+++ SUPPLIED MATERIAL +++

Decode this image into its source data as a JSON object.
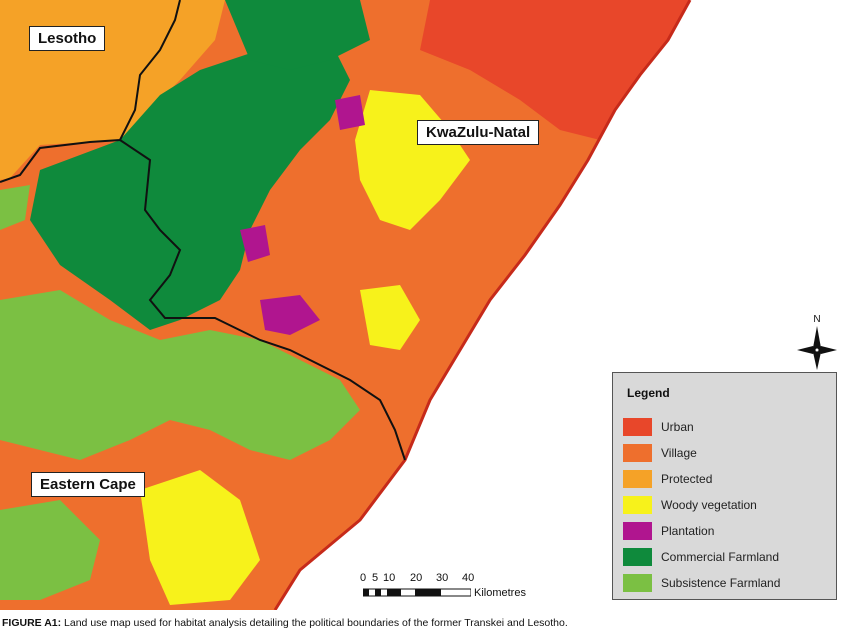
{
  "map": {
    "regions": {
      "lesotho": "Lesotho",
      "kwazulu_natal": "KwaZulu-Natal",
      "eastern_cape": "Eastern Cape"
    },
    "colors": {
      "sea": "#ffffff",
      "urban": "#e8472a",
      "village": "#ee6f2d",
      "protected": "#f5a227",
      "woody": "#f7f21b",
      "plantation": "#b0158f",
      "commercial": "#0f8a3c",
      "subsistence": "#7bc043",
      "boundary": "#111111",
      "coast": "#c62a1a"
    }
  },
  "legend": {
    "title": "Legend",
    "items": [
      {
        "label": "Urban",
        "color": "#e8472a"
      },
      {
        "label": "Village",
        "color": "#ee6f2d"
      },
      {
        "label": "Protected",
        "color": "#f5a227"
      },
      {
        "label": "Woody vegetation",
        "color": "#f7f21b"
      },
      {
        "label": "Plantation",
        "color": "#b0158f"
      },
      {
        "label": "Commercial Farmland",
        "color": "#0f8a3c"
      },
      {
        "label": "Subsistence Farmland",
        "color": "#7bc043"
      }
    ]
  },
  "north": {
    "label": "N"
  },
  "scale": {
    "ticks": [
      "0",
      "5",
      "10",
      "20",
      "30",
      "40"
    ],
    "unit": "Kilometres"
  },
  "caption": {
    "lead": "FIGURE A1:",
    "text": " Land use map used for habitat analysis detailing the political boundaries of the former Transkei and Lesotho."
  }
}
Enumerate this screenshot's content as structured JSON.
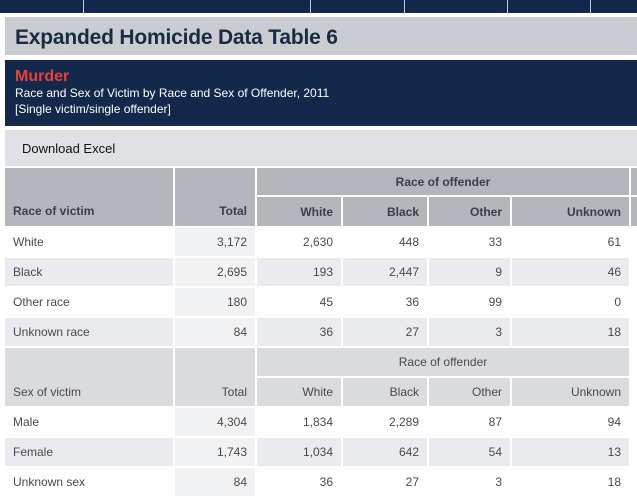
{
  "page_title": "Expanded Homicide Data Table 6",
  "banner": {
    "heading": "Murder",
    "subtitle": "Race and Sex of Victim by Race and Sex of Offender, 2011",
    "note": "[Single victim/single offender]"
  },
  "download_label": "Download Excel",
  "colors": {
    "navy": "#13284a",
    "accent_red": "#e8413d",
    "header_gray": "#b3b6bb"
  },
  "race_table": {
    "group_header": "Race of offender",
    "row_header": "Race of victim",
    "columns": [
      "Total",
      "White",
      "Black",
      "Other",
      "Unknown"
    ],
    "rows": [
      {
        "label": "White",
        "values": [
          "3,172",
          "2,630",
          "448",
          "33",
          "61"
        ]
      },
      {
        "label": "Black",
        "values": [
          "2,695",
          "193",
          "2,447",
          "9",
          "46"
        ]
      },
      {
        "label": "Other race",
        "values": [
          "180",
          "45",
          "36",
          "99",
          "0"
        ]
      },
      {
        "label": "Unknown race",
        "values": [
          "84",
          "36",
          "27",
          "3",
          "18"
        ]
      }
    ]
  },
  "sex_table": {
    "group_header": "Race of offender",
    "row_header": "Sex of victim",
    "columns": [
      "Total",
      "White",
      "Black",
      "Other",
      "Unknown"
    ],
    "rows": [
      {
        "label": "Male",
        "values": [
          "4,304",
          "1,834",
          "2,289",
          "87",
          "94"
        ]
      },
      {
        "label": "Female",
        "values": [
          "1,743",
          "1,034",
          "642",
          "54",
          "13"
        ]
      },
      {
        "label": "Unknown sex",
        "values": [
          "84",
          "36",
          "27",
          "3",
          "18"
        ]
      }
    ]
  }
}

+++

Extract every line of the data exactly; pictures stay out.

__EXERCISE ANSWER__.
Decode this image into its source data as a JSON object.
{
  "map": {
    "regions": {
      "lesotho": "Lesotho",
      "kwazulu_natal": "KwaZulu-Natal",
      "eastern_cape": "Eastern Cape"
    },
    "colors": {
      "sea": "#ffffff",
      "urban": "#e8472a",
      "village": "#ee6f2d",
      "protected": "#f5a227",
      "woody": "#f7f21b",
      "plantation": "#b0158f",
      "commercial": "#0f8a3c",
      "subsistence": "#7bc043",
      "boundary": "#111111",
      "coast": "#c62a1a"
    }
  },
  "legend": {
    "title": "Legend",
    "items": [
      {
        "label": "Urban",
        "color": "#e8472a"
      },
      {
        "label": "Village",
        "color": "#ee6f2d"
      },
      {
        "label": "Protected",
        "color": "#f5a227"
      },
      {
        "label": "Woody vegetation",
        "color": "#f7f21b"
      },
      {
        "label": "Plantation",
        "color": "#b0158f"
      },
      {
        "label": "Commercial Farmland",
        "color": "#0f8a3c"
      },
      {
        "label": "Subsistence Farmland",
        "color": "#7bc043"
      }
    ]
  },
  "north": {
    "label": "N"
  },
  "scale": {
    "ticks": [
      "0",
      "5",
      "10",
      "20",
      "30",
      "40"
    ],
    "unit": "Kilometres"
  },
  "caption": {
    "lead": "FIGURE A1:",
    "text": " Land use map used for habitat analysis detailing the political boundaries of the former Transkei and Lesotho."
  }
}
Enumerate this screenshot's content as structured JSON.
{
  "page_title": "Expanded Homicide Data Table 6",
  "banner": {
    "heading": "Murder",
    "subtitle": "Race and Sex of Victim by Race and Sex of Offender, 2011",
    "note": "[Single victim/single offender]"
  },
  "download_label": "Download Excel",
  "colors": {
    "navy": "#13284a",
    "accent_red": "#e8413d",
    "header_gray": "#b3b6bb"
  },
  "race_table": {
    "group_header": "Race of offender",
    "row_header": "Race of victim",
    "columns": [
      "Total",
      "White",
      "Black",
      "Other",
      "Unknown"
    ],
    "rows": [
      {
        "label": "White",
        "values": [
          "3,172",
          "2,630",
          "448",
          "33",
          "61"
        ]
      },
      {
        "label": "Black",
        "values": [
          "2,695",
          "193",
          "2,447",
          "9",
          "46"
        ]
      },
      {
        "label": "Other race",
        "values": [
          "180",
          "45",
          "36",
          "99",
          "0"
        ]
      },
      {
        "label": "Unknown race",
        "values": [
          "84",
          "36",
          "27",
          "3",
          "18"
        ]
      }
    ]
  },
  "sex_table": {
    "group_header": "Race of offender",
    "row_header": "Sex of victim",
    "columns": [
      "Total",
      "White",
      "Black",
      "Other",
      "Unknown"
    ],
    "rows": [
      {
        "label": "Male",
        "values": [
          "4,304",
          "1,834",
          "2,289",
          "87",
          "94"
        ]
      },
      {
        "label": "Female",
        "values": [
          "1,743",
          "1,034",
          "642",
          "54",
          "13"
        ]
      },
      {
        "label": "Unknown sex",
        "values": [
          "84",
          "36",
          "27",
          "3",
          "18"
        ]
      }
    ]
  }
}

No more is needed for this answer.